--- Your task ---
Copy out all the lines where "value" shows up.

══════

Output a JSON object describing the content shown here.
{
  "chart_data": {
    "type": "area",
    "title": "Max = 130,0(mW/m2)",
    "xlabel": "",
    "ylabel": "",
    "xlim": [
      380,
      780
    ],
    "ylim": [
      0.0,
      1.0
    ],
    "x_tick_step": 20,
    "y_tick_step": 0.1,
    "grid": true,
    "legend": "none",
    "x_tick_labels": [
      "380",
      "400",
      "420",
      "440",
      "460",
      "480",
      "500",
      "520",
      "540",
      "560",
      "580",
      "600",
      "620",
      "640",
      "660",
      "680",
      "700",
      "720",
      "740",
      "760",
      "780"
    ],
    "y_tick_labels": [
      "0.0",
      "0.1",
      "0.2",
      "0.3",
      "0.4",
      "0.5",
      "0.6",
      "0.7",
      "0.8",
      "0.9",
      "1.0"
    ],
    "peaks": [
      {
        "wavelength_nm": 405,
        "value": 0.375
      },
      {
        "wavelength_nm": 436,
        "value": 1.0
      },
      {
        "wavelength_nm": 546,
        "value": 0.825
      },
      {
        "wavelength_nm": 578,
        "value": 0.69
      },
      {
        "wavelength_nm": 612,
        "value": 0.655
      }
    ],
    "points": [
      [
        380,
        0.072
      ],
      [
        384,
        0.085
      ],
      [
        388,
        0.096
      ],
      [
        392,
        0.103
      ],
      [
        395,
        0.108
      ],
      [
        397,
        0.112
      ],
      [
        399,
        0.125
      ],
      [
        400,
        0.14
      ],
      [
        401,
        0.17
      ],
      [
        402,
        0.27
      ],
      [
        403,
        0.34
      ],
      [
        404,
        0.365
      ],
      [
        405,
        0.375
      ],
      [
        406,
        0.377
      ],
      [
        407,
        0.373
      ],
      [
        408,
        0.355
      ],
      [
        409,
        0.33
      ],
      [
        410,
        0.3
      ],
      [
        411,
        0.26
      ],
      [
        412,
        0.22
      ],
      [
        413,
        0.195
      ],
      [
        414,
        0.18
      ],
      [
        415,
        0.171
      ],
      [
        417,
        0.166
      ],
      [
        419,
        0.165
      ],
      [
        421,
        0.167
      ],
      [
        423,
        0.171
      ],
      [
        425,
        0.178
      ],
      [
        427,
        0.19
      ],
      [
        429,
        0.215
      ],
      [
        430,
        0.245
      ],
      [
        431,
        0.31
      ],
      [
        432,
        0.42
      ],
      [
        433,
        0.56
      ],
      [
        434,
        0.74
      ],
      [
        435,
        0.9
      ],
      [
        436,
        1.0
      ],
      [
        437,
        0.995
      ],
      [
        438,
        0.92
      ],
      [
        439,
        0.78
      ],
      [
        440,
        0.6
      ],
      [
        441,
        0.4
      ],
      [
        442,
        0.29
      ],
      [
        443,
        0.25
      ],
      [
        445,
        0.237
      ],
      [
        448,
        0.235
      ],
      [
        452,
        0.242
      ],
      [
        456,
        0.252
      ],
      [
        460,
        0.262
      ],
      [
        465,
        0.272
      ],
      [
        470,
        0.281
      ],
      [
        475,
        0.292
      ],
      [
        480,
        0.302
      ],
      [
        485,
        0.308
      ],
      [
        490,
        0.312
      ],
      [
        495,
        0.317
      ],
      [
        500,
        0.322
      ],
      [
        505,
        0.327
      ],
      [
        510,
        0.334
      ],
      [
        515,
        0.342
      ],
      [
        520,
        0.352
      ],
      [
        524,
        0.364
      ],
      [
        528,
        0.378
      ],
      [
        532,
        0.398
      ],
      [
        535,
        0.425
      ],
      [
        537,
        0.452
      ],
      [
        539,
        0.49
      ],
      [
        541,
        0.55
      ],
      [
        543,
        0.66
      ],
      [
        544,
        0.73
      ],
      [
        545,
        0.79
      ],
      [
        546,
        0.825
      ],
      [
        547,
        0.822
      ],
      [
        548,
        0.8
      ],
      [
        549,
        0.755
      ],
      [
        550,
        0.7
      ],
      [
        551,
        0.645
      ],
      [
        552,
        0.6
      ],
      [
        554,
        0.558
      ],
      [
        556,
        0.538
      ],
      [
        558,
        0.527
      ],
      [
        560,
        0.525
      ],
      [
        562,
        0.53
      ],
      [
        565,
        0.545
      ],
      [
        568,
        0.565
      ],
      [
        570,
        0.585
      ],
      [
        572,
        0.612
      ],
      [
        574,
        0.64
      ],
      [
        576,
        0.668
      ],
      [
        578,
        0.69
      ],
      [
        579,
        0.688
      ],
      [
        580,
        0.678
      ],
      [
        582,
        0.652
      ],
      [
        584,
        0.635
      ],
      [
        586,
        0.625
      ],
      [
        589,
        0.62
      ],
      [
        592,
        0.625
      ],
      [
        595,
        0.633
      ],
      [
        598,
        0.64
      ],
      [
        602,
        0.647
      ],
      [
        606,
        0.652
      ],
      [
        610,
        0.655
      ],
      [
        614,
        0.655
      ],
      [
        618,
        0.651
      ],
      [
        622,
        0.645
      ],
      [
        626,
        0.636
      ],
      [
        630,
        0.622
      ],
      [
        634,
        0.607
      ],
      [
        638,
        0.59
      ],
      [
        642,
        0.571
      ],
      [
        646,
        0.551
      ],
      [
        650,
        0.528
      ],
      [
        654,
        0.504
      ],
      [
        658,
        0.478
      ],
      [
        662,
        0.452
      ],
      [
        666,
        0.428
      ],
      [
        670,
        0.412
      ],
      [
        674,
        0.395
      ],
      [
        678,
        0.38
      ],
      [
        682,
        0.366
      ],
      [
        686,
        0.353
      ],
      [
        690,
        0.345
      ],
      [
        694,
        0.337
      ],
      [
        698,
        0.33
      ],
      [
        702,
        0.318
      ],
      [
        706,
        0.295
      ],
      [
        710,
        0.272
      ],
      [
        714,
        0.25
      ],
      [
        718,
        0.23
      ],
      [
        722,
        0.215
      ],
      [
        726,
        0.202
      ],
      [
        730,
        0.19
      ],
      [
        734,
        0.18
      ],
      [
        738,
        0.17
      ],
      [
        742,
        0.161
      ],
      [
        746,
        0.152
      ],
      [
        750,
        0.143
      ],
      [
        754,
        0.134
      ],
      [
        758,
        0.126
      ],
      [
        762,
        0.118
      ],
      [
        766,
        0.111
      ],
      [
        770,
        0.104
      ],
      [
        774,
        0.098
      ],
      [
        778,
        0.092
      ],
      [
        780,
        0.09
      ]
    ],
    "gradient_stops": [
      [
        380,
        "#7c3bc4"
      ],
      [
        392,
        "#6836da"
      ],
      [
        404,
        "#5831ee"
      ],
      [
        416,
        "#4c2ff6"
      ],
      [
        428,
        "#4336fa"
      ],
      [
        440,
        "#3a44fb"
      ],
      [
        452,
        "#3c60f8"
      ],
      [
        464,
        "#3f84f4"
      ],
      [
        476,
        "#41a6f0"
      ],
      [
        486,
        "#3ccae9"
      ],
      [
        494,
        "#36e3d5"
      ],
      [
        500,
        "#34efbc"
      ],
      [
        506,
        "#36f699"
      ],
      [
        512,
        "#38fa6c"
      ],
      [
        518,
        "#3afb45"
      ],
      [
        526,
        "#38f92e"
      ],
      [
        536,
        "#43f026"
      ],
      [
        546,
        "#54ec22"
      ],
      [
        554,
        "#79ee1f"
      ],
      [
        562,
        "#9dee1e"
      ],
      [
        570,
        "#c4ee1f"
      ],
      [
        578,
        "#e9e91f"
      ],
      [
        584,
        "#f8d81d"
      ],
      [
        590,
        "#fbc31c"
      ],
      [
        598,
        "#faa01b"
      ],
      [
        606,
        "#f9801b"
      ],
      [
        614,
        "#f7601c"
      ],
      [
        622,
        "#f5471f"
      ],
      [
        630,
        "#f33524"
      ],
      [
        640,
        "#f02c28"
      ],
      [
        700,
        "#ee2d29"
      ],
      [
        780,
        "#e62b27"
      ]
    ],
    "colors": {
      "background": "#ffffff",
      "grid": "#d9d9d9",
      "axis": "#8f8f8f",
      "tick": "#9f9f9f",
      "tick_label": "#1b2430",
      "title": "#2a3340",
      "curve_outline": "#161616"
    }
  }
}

══════

--- Answer ---
        "value": 0.375
        "value": 1.0
        "value": 0.825
        "value": 0.69
        "value": 0.655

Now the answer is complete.